Data extracted from a collection:
++++++++++++++++++++

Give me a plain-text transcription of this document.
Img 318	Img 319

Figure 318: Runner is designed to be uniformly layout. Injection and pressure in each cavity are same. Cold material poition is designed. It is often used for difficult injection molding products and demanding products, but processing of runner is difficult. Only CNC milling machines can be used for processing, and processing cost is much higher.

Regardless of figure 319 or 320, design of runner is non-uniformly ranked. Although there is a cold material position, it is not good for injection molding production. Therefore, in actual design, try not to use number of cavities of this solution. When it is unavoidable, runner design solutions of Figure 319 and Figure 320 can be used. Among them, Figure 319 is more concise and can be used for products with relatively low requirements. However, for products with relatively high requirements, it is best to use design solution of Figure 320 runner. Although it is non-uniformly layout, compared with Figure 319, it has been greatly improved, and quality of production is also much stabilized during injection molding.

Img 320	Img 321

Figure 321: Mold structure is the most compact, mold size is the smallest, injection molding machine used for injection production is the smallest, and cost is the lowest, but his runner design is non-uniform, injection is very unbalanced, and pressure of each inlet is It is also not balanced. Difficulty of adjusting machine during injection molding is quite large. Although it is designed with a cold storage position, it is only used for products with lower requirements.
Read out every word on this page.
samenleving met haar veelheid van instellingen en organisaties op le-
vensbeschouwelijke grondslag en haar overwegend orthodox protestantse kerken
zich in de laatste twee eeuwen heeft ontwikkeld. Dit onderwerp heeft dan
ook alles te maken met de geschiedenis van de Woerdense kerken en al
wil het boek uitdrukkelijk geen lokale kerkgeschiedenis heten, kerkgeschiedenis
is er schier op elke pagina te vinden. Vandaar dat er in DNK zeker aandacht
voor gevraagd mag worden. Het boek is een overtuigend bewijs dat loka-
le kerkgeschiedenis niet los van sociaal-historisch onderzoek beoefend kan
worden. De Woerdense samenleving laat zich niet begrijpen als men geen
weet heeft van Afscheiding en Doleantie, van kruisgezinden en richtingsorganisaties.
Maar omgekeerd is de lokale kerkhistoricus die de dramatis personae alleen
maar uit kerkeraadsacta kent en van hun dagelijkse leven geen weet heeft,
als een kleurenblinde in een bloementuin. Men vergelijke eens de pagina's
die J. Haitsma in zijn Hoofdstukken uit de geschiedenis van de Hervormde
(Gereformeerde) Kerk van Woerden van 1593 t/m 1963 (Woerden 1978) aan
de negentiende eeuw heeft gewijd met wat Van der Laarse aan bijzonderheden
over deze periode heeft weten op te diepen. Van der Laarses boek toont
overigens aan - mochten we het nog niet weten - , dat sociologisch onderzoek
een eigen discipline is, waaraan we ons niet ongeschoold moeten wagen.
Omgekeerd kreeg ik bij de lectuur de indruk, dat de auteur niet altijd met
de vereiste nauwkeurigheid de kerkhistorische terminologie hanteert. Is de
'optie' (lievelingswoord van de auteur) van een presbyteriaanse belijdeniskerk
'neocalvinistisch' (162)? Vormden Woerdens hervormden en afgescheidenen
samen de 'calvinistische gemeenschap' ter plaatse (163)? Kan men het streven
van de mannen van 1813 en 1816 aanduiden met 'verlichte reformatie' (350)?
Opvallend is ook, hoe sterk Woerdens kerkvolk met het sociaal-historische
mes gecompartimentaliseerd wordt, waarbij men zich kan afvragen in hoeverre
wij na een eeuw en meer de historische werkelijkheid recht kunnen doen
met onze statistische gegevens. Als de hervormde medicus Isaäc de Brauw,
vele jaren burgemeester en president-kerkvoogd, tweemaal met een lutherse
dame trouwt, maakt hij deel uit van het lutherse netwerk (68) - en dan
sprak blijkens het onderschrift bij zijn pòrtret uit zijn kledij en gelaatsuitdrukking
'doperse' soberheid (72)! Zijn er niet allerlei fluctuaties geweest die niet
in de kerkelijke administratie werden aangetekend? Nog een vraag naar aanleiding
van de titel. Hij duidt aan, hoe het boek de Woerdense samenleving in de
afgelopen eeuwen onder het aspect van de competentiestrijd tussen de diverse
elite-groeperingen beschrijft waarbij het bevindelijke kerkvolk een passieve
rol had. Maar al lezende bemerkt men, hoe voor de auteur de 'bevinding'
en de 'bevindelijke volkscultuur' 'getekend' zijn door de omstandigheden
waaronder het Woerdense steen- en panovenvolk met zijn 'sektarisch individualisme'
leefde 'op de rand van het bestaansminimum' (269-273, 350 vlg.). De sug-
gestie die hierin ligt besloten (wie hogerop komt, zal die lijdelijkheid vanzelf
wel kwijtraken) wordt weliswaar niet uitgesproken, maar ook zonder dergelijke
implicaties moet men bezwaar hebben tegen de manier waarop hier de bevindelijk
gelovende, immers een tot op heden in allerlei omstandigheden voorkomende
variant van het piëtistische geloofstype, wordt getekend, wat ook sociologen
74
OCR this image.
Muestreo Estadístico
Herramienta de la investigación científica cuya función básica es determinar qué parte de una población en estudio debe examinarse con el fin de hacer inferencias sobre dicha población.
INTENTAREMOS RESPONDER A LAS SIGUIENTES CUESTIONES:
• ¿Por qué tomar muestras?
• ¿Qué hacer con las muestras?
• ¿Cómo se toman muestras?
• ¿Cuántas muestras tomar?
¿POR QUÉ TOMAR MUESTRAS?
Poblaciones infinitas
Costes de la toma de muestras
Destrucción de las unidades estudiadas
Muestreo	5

++++++++++++++++++++

**What the task asks:** Quote the listing in full, please, keeping every line exact.

**Problem solution:**
Give me a plain-text transcription of this document.
Img 318	Img 319

Figure 318: Runner is designed to be uniformly layout. Injection and pressure in each cavity are same. Cold material poition is designed. It is often used for difficult injection molding products and demanding products, but processing of runner is difficult. Only CNC milling machines can be used for processing, and processing cost is much higher.

Regardless of figure 319 or 320, design of runner is non-uniformly ranked. Although there is a cold material position, it is not good for injection molding production. Therefore, in actual design, try not to use number of cavities of this solution. When it is unavoidable, runner design solutions of Figure 319 and Figure 320 can be used. Among them, Figure 319 is more concise and can be used for products with relatively low requirements. However, for products with relatively high requirements, it is best to use design solution of Figure 320 runner. Although it is non-uniformly layout, compared with Figure 319, it has been greatly improved, and quality of production is also much stabilized during injection molding.

Img 320	Img 321

Figure 321: Mold structure is the most compact, mold size is the smallest, injection molding machine used for injection production is the smallest, and cost is the lowest, but his runner design is non-uniform, injection is very unbalanced, and pressure of each inlet is It is also not balanced. Difficulty of adjusting machine during injection molding is quite large. Although it is designed with a cold storage position, it is only used for products with lower requirements.
Read out every word on this page.
samenleving met haar veelheid van instellingen en organisaties op le-
vensbeschouwelijke grondslag en haar overwegend orthodox protestantse kerken
zich in de laatste twee eeuwen heeft ontwikkeld. Dit onderwerp heeft dan
ook alles te maken met de geschiedenis van de Woerdense kerken en al
wil het boek uitdrukkelijk geen lokale kerkgeschiedenis heten, kerkgeschiedenis
is er schier op elke pagina te vinden. Vandaar dat er in DNK zeker aandacht
voor gevraagd mag worden. Het boek is een overtuigend bewijs dat loka-
le kerkgeschiedenis niet los van sociaal-historisch onderzoek beoefend kan
worden. De Woerdense samenleving laat zich niet begrijpen als men geen
weet heeft van Afscheiding en Doleantie, van kruisgezinden en richtingsorganisaties.
Maar omgekeerd is de lokale kerkhistoricus die de dramatis personae alleen
maar uit kerkeraadsacta kent en van hun dagelijkse leven geen weet heeft,
als een kleurenblinde in een bloementuin. Men vergelijke eens de pagina's
die J. Haitsma in zijn Hoofdstukken uit de geschiedenis van de Hervormde
(Gereformeerde) Kerk van Woerden van 1593 t/m 1963 (Woerden 1978) aan
de negentiende eeuw heeft gewijd met wat Van der Laarse aan bijzonderheden
over deze periode heeft weten op te diepen. Van der Laarses boek toont
overigens aan - mochten we het nog niet weten - , dat sociologisch onderzoek
een eigen discipline is, waaraan we ons niet ongeschoold moeten wagen.
Omgekeerd kreeg ik bij de lectuur de indruk, dat de auteur niet altijd met
de vereiste nauwkeurigheid de kerkhistorische terminologie hanteert. Is de
'optie' (lievelingswoord van de auteur) van een presbyteriaanse belijdeniskerk
'neocalvinistisch' (162)? Vormden Woerdens hervormden en afgescheidenen
samen de 'calvinistische gemeenschap' ter plaatse (163)? Kan men het streven
van de mannen van 1813 en 1816 aanduiden met 'verlichte reformatie' (350)?
Opvallend is ook, hoe sterk Woerdens kerkvolk met het sociaal-historische
mes gecompartimentaliseerd wordt, waarbij men zich kan afvragen in hoeverre
wij na een eeuw en meer de historische werkelijkheid recht kunnen doen
met onze statistische gegevens. Als de hervormde medicus Isaäc de Brauw,
vele jaren burgemeester en president-kerkvoogd, tweemaal met een lutherse
dame trouwt, maakt hij deel uit van het lutherse netwerk (68) - en dan
sprak blijkens het onderschrift bij zijn pòrtret uit zijn kledij en gelaatsuitdrukking
'doperse' soberheid (72)! Zijn er niet allerlei fluctuaties geweest die niet
in de kerkelijke administratie werden aangetekend? Nog een vraag naar aanleiding
van de titel. Hij duidt aan, hoe het boek de Woerdense samenleving in de
afgelopen eeuwen onder het aspect van de competentiestrijd tussen de diverse
elite-groeperingen beschrijft waarbij het bevindelijke kerkvolk een passieve
rol had. Maar al lezende bemerkt men, hoe voor de auteur de 'bevinding'
en de 'bevindelijke volkscultuur' 'getekend' zijn door de omstandigheden
waaronder het Woerdense steen- en panovenvolk met zijn 'sektarisch individualisme'
leefde 'op de rand van het bestaansminimum' (269-273, 350 vlg.). De sug-
gestie die hierin ligt besloten (wie hogerop komt, zal die lijdelijkheid vanzelf
wel kwijtraken) wordt weliswaar niet uitgesproken, maar ook zonder dergelijke
implicaties moet men bezwaar hebben tegen de manier waarop hier de bevindelijk
gelovende, immers een tot op heden in allerlei omstandigheden voorkomende
variant van het piëtistische geloofstype, wordt getekend, wat ook sociologen
74
OCR this image.
Muestreo Estadístico
Herramienta de la investigación científica cuya función básica es determinar qué parte de una población en estudio debe examinarse con el fin de hacer inferencias sobre dicha población.
INTENTAREMOS RESPONDER A LAS SIGUIENTES CUESTIONES:
• ¿Por qué tomar muestras?
• ¿Qué hacer con las muestras?
• ¿Cómo se toman muestras?
• ¿Cuántas muestras tomar?
¿POR QUÉ TOMAR MUESTRAS?
Poblaciones infinitas
Costes de la toma de muestras
Destrucción de las unidades estudiadas
Muestreo	5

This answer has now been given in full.